How many of the lines here include "Type"? Answer with a single number.

.....

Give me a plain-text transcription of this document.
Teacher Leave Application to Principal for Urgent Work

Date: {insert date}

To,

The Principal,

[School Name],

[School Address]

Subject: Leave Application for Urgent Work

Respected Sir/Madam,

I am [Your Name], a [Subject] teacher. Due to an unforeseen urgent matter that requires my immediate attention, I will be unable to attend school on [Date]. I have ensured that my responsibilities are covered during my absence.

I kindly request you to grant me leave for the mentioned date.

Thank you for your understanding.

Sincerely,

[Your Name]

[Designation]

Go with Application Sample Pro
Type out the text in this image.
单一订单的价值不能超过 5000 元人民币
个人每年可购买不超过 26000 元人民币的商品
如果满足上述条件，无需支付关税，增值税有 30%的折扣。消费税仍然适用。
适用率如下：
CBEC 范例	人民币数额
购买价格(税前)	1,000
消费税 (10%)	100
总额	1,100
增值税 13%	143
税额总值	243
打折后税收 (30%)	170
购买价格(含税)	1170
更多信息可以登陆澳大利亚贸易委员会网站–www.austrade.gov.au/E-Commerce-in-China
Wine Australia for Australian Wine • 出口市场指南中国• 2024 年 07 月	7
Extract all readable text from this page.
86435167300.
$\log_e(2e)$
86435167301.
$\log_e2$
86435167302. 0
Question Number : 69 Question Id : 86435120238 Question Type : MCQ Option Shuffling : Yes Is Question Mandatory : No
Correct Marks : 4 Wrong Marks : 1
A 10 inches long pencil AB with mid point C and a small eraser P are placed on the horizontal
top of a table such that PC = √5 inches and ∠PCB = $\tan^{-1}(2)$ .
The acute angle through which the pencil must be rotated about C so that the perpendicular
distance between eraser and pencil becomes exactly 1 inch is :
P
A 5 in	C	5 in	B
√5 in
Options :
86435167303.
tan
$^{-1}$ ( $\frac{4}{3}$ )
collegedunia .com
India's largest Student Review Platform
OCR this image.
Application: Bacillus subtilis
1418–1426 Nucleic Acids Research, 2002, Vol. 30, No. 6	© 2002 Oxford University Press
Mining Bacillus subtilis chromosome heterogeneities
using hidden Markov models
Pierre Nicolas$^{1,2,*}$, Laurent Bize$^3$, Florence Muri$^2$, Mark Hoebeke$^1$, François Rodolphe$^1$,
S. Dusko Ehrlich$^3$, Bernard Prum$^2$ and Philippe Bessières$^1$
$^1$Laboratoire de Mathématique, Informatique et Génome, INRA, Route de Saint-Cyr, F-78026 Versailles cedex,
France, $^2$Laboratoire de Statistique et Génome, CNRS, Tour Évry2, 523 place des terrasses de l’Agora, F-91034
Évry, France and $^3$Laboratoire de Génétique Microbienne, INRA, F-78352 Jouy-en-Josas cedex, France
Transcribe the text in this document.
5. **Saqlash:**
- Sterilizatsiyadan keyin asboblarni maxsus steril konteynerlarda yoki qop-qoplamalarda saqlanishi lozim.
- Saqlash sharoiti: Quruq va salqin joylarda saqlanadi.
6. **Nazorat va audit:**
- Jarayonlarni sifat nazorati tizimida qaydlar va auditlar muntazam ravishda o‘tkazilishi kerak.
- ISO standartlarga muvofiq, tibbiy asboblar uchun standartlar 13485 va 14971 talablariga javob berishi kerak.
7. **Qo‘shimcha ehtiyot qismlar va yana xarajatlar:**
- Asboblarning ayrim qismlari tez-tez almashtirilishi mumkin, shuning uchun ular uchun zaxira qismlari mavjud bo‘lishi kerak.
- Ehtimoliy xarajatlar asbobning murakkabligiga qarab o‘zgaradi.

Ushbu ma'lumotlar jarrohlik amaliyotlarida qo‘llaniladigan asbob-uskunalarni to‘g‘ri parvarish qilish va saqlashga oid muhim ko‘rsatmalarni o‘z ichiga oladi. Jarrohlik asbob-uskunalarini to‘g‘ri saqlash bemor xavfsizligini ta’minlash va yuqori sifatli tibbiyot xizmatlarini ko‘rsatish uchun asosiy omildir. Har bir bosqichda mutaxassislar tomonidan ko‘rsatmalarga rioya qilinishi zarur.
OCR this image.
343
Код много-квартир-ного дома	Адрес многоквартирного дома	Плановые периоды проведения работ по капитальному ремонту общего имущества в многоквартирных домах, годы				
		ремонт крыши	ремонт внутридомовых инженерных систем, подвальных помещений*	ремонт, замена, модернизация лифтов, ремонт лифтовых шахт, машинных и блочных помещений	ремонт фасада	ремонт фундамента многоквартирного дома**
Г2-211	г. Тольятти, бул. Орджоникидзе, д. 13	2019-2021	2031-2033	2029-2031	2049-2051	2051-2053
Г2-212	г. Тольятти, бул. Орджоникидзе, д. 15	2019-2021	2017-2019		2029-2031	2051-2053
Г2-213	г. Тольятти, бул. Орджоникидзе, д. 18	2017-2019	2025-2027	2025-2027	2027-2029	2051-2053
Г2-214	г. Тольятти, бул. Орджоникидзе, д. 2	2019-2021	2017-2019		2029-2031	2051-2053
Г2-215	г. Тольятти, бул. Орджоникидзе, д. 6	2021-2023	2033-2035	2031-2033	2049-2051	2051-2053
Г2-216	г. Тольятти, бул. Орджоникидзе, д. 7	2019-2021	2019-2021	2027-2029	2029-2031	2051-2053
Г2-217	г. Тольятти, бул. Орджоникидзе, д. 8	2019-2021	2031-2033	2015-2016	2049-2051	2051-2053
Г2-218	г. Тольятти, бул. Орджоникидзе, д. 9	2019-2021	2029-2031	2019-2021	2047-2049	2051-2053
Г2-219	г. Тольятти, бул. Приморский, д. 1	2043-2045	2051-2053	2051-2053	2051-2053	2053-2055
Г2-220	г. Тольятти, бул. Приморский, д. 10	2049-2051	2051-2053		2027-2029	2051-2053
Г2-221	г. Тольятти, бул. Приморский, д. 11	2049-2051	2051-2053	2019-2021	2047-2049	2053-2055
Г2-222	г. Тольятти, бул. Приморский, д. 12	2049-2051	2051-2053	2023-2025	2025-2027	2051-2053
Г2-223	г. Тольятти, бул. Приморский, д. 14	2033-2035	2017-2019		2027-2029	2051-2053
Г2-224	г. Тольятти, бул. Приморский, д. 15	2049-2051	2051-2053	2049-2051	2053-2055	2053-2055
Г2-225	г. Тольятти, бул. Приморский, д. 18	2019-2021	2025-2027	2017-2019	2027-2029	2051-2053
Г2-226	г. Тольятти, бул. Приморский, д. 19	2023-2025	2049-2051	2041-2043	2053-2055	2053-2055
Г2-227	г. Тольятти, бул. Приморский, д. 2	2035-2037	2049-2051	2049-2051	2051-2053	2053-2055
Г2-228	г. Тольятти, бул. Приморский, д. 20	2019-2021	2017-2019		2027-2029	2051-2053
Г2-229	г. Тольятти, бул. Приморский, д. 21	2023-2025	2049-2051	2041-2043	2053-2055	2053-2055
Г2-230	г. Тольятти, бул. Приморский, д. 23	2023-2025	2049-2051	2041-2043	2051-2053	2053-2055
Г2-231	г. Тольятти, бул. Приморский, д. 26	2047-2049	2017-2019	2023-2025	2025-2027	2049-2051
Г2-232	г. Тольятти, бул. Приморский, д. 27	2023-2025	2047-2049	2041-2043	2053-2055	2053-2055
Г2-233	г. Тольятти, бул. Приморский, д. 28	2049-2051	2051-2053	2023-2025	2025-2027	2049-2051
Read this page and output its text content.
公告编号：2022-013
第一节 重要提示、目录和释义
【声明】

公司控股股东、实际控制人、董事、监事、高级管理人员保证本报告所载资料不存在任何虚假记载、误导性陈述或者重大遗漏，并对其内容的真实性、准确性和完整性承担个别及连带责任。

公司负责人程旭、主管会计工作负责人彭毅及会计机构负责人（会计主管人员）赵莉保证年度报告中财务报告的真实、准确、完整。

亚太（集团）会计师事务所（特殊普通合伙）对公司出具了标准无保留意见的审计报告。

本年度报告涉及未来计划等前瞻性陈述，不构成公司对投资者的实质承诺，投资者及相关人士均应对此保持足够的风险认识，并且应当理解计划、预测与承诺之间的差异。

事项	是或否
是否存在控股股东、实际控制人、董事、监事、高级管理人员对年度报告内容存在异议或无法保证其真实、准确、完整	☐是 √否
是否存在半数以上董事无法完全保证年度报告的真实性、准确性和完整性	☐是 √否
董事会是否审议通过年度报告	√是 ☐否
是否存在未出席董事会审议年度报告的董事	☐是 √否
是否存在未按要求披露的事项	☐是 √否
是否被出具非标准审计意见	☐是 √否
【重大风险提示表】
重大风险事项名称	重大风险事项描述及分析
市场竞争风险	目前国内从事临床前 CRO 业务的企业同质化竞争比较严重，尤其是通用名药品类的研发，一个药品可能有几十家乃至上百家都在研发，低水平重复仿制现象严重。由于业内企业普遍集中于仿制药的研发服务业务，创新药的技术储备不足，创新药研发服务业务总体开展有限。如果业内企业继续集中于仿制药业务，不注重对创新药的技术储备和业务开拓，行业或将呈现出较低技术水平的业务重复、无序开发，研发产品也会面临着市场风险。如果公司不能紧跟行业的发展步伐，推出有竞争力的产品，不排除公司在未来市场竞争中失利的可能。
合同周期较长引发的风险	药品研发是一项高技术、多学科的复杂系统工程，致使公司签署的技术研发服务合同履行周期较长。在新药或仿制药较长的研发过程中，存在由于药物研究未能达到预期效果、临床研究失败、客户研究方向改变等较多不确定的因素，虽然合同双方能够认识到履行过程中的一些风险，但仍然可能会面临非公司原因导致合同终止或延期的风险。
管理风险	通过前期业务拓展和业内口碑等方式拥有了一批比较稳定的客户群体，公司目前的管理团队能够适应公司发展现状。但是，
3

.....

# PROBLEM SOLUTION
2